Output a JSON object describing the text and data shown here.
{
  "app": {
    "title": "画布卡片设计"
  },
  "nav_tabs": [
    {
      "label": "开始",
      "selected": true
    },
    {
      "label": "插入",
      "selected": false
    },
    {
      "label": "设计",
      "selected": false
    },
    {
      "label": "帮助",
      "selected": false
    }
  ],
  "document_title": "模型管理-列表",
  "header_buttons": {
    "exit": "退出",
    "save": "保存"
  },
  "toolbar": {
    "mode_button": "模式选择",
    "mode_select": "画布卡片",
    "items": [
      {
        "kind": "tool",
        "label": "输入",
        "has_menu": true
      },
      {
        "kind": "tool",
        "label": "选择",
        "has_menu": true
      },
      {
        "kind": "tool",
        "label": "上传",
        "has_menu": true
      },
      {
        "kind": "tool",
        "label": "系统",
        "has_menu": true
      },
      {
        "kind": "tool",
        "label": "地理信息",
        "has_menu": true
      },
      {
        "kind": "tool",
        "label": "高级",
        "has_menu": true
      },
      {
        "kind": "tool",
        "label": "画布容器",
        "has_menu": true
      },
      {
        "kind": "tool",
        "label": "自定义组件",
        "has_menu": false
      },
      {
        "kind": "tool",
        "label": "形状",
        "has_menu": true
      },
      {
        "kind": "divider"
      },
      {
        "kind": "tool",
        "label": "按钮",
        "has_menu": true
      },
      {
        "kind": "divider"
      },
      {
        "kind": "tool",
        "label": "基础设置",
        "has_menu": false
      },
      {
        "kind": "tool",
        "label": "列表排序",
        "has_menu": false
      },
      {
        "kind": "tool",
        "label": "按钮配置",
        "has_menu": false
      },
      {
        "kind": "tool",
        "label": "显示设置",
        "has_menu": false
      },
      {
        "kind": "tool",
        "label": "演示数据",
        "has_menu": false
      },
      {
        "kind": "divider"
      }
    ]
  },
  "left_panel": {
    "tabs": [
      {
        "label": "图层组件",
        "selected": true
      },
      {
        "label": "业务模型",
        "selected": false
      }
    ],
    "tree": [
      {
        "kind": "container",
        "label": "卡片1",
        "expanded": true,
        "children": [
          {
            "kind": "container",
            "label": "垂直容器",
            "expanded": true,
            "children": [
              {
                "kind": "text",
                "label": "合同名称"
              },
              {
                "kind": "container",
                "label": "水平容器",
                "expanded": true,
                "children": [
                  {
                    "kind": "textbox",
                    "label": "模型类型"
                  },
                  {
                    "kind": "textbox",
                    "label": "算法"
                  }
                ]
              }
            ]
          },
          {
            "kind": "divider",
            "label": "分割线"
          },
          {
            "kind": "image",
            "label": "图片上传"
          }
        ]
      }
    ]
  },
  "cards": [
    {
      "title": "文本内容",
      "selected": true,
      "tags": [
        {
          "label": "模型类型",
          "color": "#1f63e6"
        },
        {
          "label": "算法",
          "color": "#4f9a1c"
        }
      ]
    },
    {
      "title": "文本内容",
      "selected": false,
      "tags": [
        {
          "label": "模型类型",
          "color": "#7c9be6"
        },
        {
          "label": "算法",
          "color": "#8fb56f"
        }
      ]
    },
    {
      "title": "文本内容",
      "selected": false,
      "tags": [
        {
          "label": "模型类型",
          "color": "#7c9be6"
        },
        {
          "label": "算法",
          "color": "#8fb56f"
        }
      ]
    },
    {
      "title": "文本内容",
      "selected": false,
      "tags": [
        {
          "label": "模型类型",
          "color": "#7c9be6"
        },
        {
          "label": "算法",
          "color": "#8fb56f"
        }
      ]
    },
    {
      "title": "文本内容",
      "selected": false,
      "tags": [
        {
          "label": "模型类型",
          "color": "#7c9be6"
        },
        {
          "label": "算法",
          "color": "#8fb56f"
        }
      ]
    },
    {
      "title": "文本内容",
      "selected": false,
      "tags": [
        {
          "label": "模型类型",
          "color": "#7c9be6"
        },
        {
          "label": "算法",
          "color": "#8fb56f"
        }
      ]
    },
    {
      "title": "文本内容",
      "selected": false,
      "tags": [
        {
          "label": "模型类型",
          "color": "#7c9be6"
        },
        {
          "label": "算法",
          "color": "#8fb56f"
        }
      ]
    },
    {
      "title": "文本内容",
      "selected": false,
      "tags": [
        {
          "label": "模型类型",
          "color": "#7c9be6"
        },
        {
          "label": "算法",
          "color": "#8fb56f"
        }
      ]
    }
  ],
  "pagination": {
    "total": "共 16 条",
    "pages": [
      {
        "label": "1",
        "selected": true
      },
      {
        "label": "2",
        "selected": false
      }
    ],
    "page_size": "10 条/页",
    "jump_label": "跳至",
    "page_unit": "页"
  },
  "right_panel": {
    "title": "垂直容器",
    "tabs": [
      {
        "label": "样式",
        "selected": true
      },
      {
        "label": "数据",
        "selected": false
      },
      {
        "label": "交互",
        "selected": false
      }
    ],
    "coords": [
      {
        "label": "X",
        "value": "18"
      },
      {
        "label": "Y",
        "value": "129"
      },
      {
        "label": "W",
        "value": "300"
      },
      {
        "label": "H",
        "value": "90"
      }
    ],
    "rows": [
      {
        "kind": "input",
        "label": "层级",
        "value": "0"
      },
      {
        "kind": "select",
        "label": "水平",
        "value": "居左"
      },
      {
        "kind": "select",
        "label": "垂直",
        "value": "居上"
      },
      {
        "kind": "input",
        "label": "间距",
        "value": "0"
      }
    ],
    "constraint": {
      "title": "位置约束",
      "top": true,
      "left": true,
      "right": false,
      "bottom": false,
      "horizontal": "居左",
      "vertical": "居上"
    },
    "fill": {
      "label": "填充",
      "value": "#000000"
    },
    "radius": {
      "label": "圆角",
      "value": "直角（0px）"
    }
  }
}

(Prompt)
In the entries above, find the lines containing the word "expanded" and say how many there are, with no other words.

(Full solution)
3